# PROBLEM STATEMENT
Pictures are not part of the answer. Return the lines from the one containing "What data populates" through the end of the data, both included, exactly as they appear.

★ ★ ★ ★

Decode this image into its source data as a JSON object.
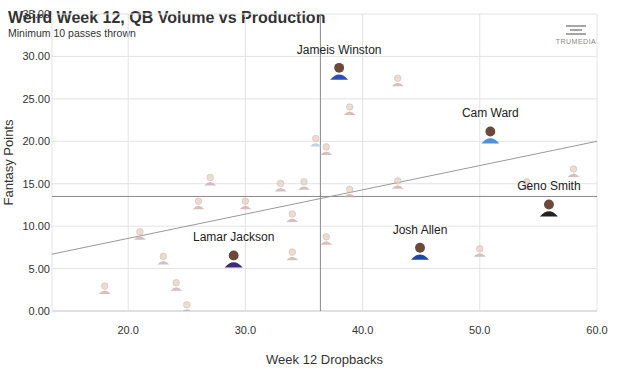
{
  "chart_data": {
    "type": "scatter",
    "title": "Weird Week 12, QB Volume vs Production",
    "subtitle": "Minimum 10 passes thrown",
    "source": "TRUMEDIA",
    "x_label": "Week 12 Dropbacks",
    "y_label": "Fantasy Points",
    "x": [
      18.0,
      21.0,
      23.0,
      24.1,
      25.0,
      26.0,
      27.0,
      29.0,
      30.0,
      33.0,
      34.0,
      34.0,
      35.0,
      36.0,
      36.9,
      36.9,
      38.0,
      38.9,
      38.9,
      43.0,
      43.0,
      44.9,
      50.9,
      50.0,
      54.0,
      55.9,
      58.0
    ],
    "values": [
      2.7,
      9.1,
      6.2,
      3.1,
      0.5,
      12.7,
      15.5,
      6.2,
      12.7,
      14.8,
      11.2,
      6.7,
      15.0,
      20.1,
      19.1,
      8.5,
      28.3,
      23.8,
      14.1,
      27.2,
      15.1,
      7.1,
      20.8,
      7.1,
      15.0,
      12.2,
      16.5
    ],
    "labels": [
      null,
      null,
      null,
      null,
      null,
      null,
      null,
      "Lamar Jackson",
      null,
      null,
      null,
      null,
      null,
      null,
      null,
      null,
      "Jameis Winston",
      null,
      null,
      null,
      null,
      "Josh Allen",
      "Cam Ward",
      null,
      null,
      "Geno Smith",
      null
    ],
    "colors": [
      "#c9aaaa",
      "#c9aaaa",
      "#c9aaaa",
      "#c9aaaa",
      "#c9aaaa",
      "#c9aaaa",
      "#c9aaaa",
      "#3b2a80",
      "#c9aaaa",
      "#c9aaaa",
      "#c9aaaa",
      "#c9aaaa",
      "#c9aaaa",
      "#b9c3d6",
      "#c9aaaa",
      "#c9aaaa",
      "#2a4fb8",
      "#c9aaaa",
      "#c9aaaa",
      "#c9aaaa",
      "#c9aaaa",
      "#2045a8",
      "#4b92db",
      "#c9aaaa",
      "#c9aaaa",
      "#222222",
      "#c9aaaa"
    ],
    "trend_line": {
      "x": [
        13.5,
        60
      ],
      "values": [
        6.7,
        20.0
      ]
    },
    "reference_lines": {
      "x": 36.4,
      "y": 13.5
    },
    "xlim": [
      13.5,
      60
    ],
    "ylim": [
      0,
      35
    ],
    "xticks": [
      {
        "value": 20,
        "label": "20.0"
      },
      {
        "value": 30,
        "label": "30.0"
      },
      {
        "value": 40,
        "label": "40.0"
      },
      {
        "value": 50,
        "label": "50.0"
      },
      {
        "value": 60,
        "label": "60.0"
      }
    ],
    "yticks": [
      {
        "value": 0,
        "label": "0.00"
      },
      {
        "value": 5,
        "label": "5.00"
      },
      {
        "value": 10,
        "label": "10.00"
      },
      {
        "value": 15,
        "label": "15.00"
      },
      {
        "value": 20,
        "label": "20.00"
      },
      {
        "value": 25,
        "label": "25.00"
      },
      {
        "value": 30,
        "label": "30.00"
      },
      {
        "value": 35,
        "label": "35.00"
      }
    ],
    "grid": true
  }
}
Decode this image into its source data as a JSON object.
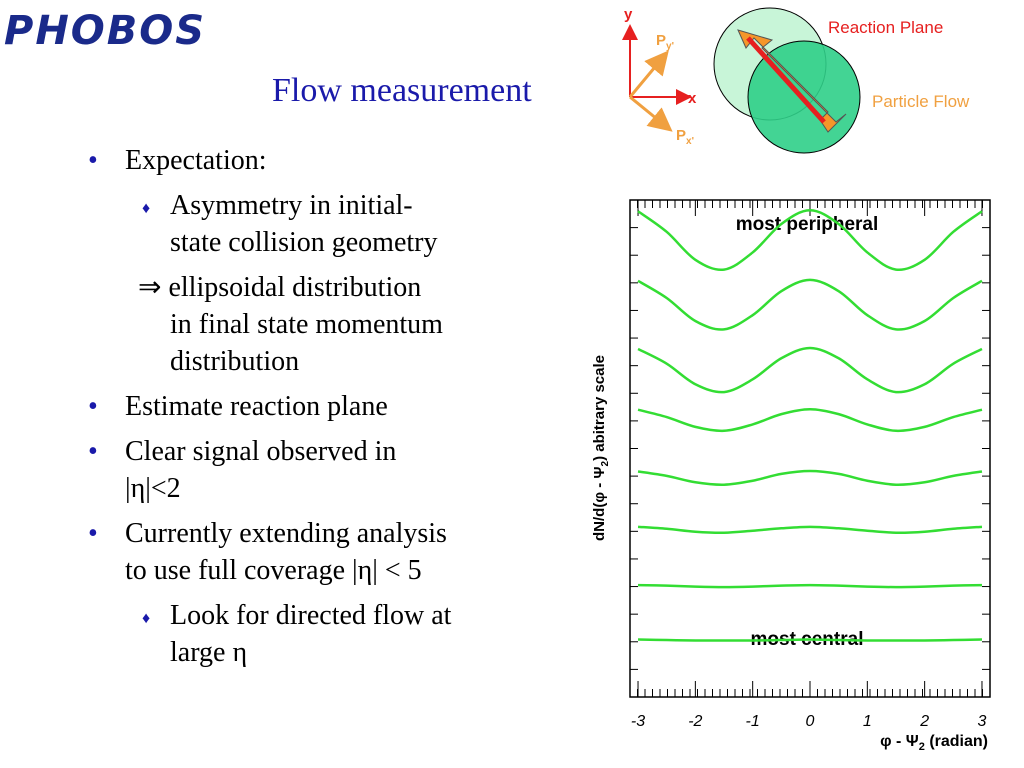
{
  "logo": "PHOBOS",
  "title": "Flow measurement",
  "bullets": [
    {
      "level": 1,
      "marker": "dot",
      "lines": [
        "Expectation:"
      ]
    },
    {
      "level": 2,
      "marker": "diamond",
      "lines": [
        "Asymmetry in initial-",
        "state collision geometry"
      ]
    },
    {
      "level": 2,
      "marker": "none",
      "lines": [
        "⇒ ellipsoidal distribution",
        "in final state momentum",
        "distribution"
      ]
    },
    {
      "level": 1,
      "marker": "dot",
      "lines": [
        "Estimate reaction plane"
      ]
    },
    {
      "level": 1,
      "marker": "dot",
      "lines": [
        "Clear signal observed in",
        "|η|<2"
      ]
    },
    {
      "level": 1,
      "marker": "dot",
      "lines": [
        "Currently extending analysis",
        "to use full coverage |η| < 5"
      ]
    },
    {
      "level": 2,
      "marker": "diamond",
      "lines": [
        "Look for directed flow at",
        "large η"
      ]
    }
  ],
  "diagram": {
    "y_axis": "y",
    "x_axis": "x",
    "py": {
      "label": "P",
      "sub": "y'"
    },
    "px": {
      "label": "P",
      "sub": "x'"
    },
    "reaction_plane": "Reaction Plane",
    "particle_flow": "Particle Flow"
  },
  "chart_data": {
    "type": "line",
    "y_label": [
      "dN/d(φ - Ψ",
      "2",
      ") abitrary scale"
    ],
    "x_label": [
      "φ - Ψ",
      "2",
      " (radian)"
    ],
    "annotations": [
      "most peripheral",
      "most central"
    ],
    "x": [
      -3,
      -2.5,
      -2,
      -1.5,
      -1,
      -0.5,
      0,
      0.5,
      1,
      1.5,
      2,
      2.5,
      3
    ],
    "xlim": [
      -3.14,
      3.14
    ],
    "xticks": [
      -3,
      -2,
      -1,
      0,
      1,
      2,
      3
    ],
    "ylim": [
      0,
      10
    ],
    "series": [
      {
        "color": "#33dd33",
        "values": [
          9.77,
          9.35,
          8.78,
          8.58,
          8.93,
          9.51,
          9.79,
          9.51,
          8.93,
          8.58,
          8.78,
          9.35,
          9.77
        ]
      },
      {
        "color": "#33dd33",
        "values": [
          8.35,
          8.0,
          7.53,
          7.36,
          7.65,
          8.14,
          8.37,
          8.14,
          7.65,
          7.36,
          7.53,
          8.0,
          8.35
        ]
      },
      {
        "color": "#33dd33",
        "values": [
          6.96,
          6.66,
          6.24,
          6.08,
          6.34,
          6.77,
          6.98,
          6.77,
          6.34,
          6.08,
          6.24,
          6.66,
          6.96
        ]
      },
      {
        "color": "#33dd33",
        "values": [
          5.72,
          5.57,
          5.37,
          5.29,
          5.42,
          5.63,
          5.73,
          5.63,
          5.42,
          5.29,
          5.37,
          5.57,
          5.72
        ]
      },
      {
        "color": "#33dd33",
        "values": [
          4.46,
          4.37,
          4.24,
          4.19,
          4.27,
          4.41,
          4.47,
          4.41,
          4.27,
          4.19,
          4.24,
          4.37,
          4.46
        ]
      },
      {
        "color": "#33dd33",
        "values": [
          3.33,
          3.29,
          3.23,
          3.21,
          3.25,
          3.3,
          3.33,
          3.3,
          3.25,
          3.21,
          3.23,
          3.29,
          3.33
        ]
      },
      {
        "color": "#33dd33",
        "values": [
          2.14,
          2.13,
          2.11,
          2.1,
          2.11,
          2.13,
          2.14,
          2.13,
          2.11,
          2.1,
          2.11,
          2.13,
          2.14
        ]
      },
      {
        "color": "#33dd33",
        "values": [
          1.03,
          1.02,
          1.01,
          1.01,
          1.01,
          1.02,
          1.03,
          1.02,
          1.01,
          1.01,
          1.01,
          1.02,
          1.03
        ]
      }
    ]
  }
}
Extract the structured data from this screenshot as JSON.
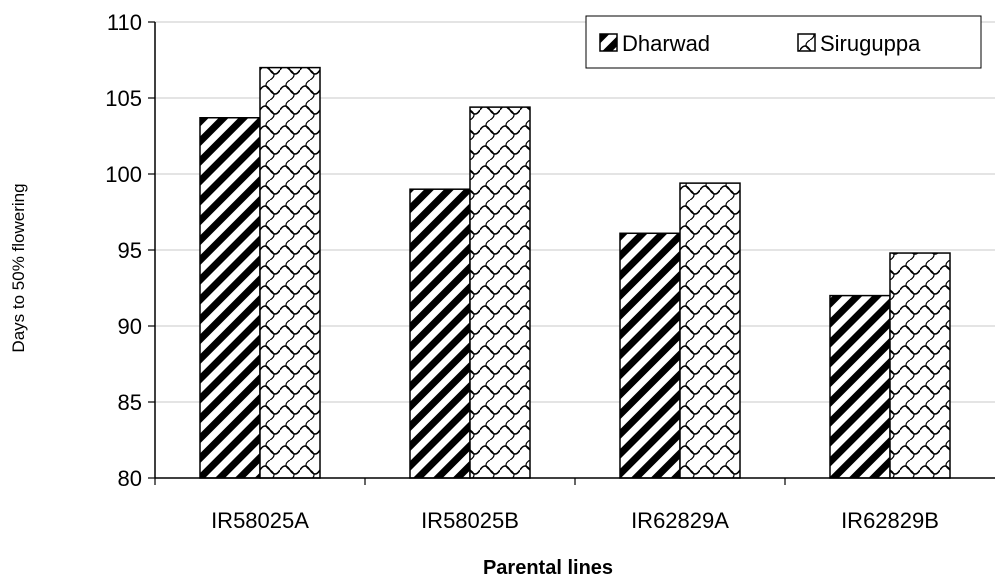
{
  "chart_data": {
    "type": "bar",
    "title": "",
    "xlabel": "Parental lines",
    "ylabel": "Days to 50% flowering",
    "categories": [
      "IR58025A",
      "IR58025B",
      "IR62829A",
      "IR62829B"
    ],
    "series": [
      {
        "name": "Dharwad",
        "values": [
          103.7,
          99.0,
          96.1,
          92.0
        ],
        "pattern": "diagonal-hatch"
      },
      {
        "name": "Siruguppa",
        "values": [
          107.0,
          104.4,
          99.4,
          94.8
        ],
        "pattern": "wave-lattice"
      }
    ],
    "ylim": [
      80,
      110
    ],
    "yticks": [
      "80",
      "85",
      "90",
      "95",
      "100",
      "105",
      "110"
    ],
    "grid": true,
    "legend_position": "top-right",
    "colors": {
      "bar_stroke": "#000000",
      "hatch": "#000000",
      "grid": "#c8c8c8",
      "fill": "#ffffff"
    }
  }
}
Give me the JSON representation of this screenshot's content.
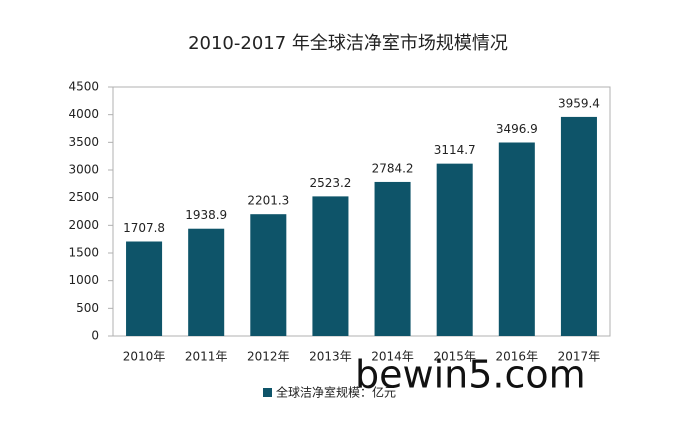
{
  "chart_data": {
    "type": "bar",
    "title": "2010-2017 年全球洁净室市场规模情况",
    "categories": [
      "2010年",
      "2011年",
      "2012年",
      "2013年",
      "2014年",
      "2015年",
      "2016年",
      "2017年"
    ],
    "series": [
      {
        "name": "全球洁净室规模：亿元",
        "color": "#0e5469",
        "values": [
          1707.8,
          1938.9,
          2201.3,
          2523.2,
          2784.2,
          3114.7,
          3496.9,
          3959.4
        ]
      }
    ],
    "ylim": [
      0,
      4500
    ],
    "yticks": [
      0,
      500,
      1000,
      1500,
      2000,
      2500,
      3000,
      3500,
      4000,
      4500
    ],
    "grid": false,
    "legend": "bottom",
    "watermark": "bewin5.com"
  }
}
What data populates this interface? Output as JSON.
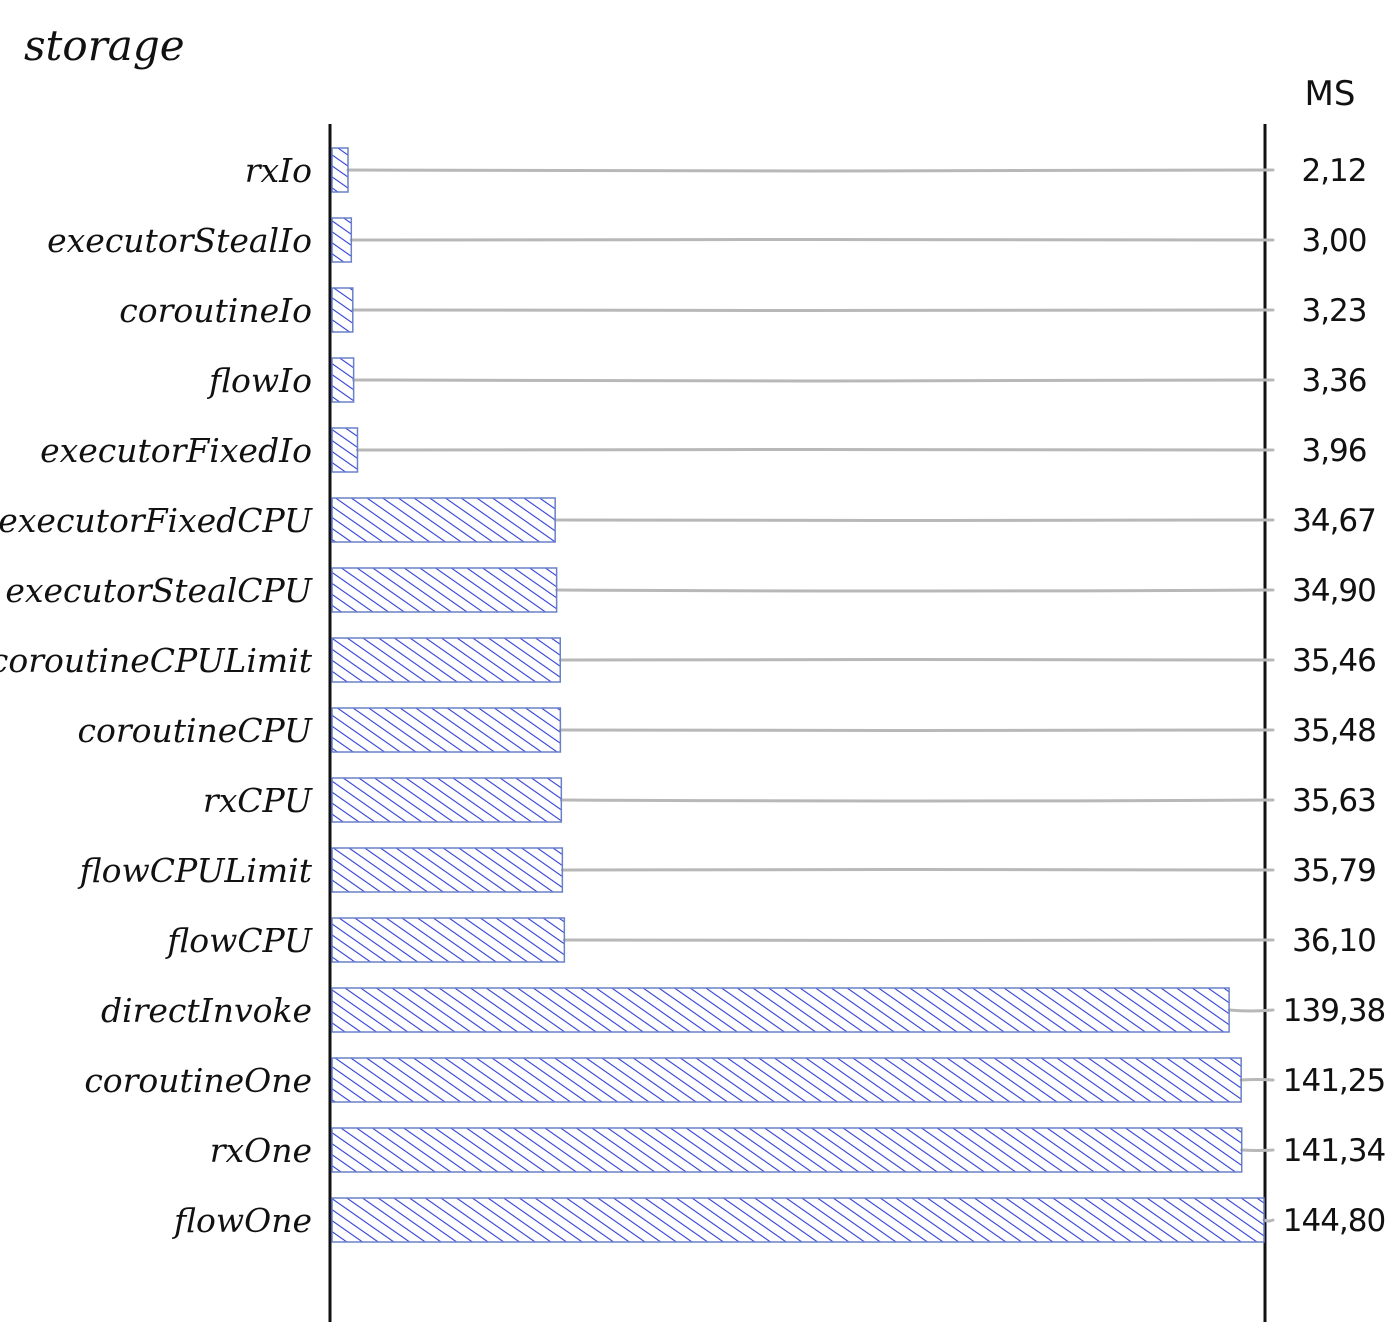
{
  "colors": {
    "bar_fill": "#2f3fd6",
    "bar_stroke": "#6a80c8",
    "leader": "#b8b8b8",
    "axis": "#111111",
    "text": "#111111"
  },
  "chart_data": {
    "type": "bar",
    "orientation": "horizontal",
    "title": "storage",
    "unit": "MS",
    "xlim": [
      0,
      144.8
    ],
    "grid": false,
    "fill_style": "hatched",
    "categories": [
      "rxIo",
      "executorStealIo",
      "coroutineIo",
      "flowIo",
      "executorFixedIo",
      "executorFixedCPU",
      "executorStealCPU",
      "coroutineCPULimit",
      "coroutineCPU",
      "rxCPU",
      "flowCPULimit",
      "flowCPU",
      "directInvoke",
      "coroutineOne",
      "rxOne",
      "flowOne"
    ],
    "values": [
      2.12,
      3.0,
      3.23,
      3.36,
      3.96,
      34.67,
      34.9,
      35.46,
      35.48,
      35.63,
      35.79,
      36.1,
      139.38,
      141.25,
      141.34,
      144.8
    ],
    "value_labels": [
      "2,12",
      "3,00",
      "3,23",
      "3,36",
      "3,96",
      "34,67",
      "34,90",
      "35,46",
      "35,48",
      "35,63",
      "35,79",
      "36,10",
      "139,38",
      "141,25",
      "141,34",
      "144,80"
    ]
  }
}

★ ★ ★ ★

# OUTPUT FOR THIS TASK
What data populates this interface? Output as JSON.
{
  "colors": {
    "bar_fill": "#2f3fd6",
    "bar_stroke": "#6a80c8",
    "leader": "#b8b8b8",
    "axis": "#111111",
    "text": "#111111"
  },
  "chart_data": {
    "type": "bar",
    "orientation": "horizontal",
    "title": "storage",
    "unit": "MS",
    "xlim": [
      0,
      144.8
    ],
    "grid": false,
    "fill_style": "hatched",
    "categories": [
      "rxIo",
      "executorStealIo",
      "coroutineIo",
      "flowIo",
      "executorFixedIo",
      "executorFixedCPU",
      "executorStealCPU",
      "coroutineCPULimit",
      "coroutineCPU",
      "rxCPU",
      "flowCPULimit",
      "flowCPU",
      "directInvoke",
      "coroutineOne",
      "rxOne",
      "flowOne"
    ],
    "values": [
      2.12,
      3.0,
      3.23,
      3.36,
      3.96,
      34.67,
      34.9,
      35.46,
      35.48,
      35.63,
      35.79,
      36.1,
      139.38,
      141.25,
      141.34,
      144.8
    ],
    "value_labels": [
      "2,12",
      "3,00",
      "3,23",
      "3,36",
      "3,96",
      "34,67",
      "34,90",
      "35,46",
      "35,48",
      "35,63",
      "35,79",
      "36,10",
      "139,38",
      "141,25",
      "141,34",
      "144,80"
    ]
  }
}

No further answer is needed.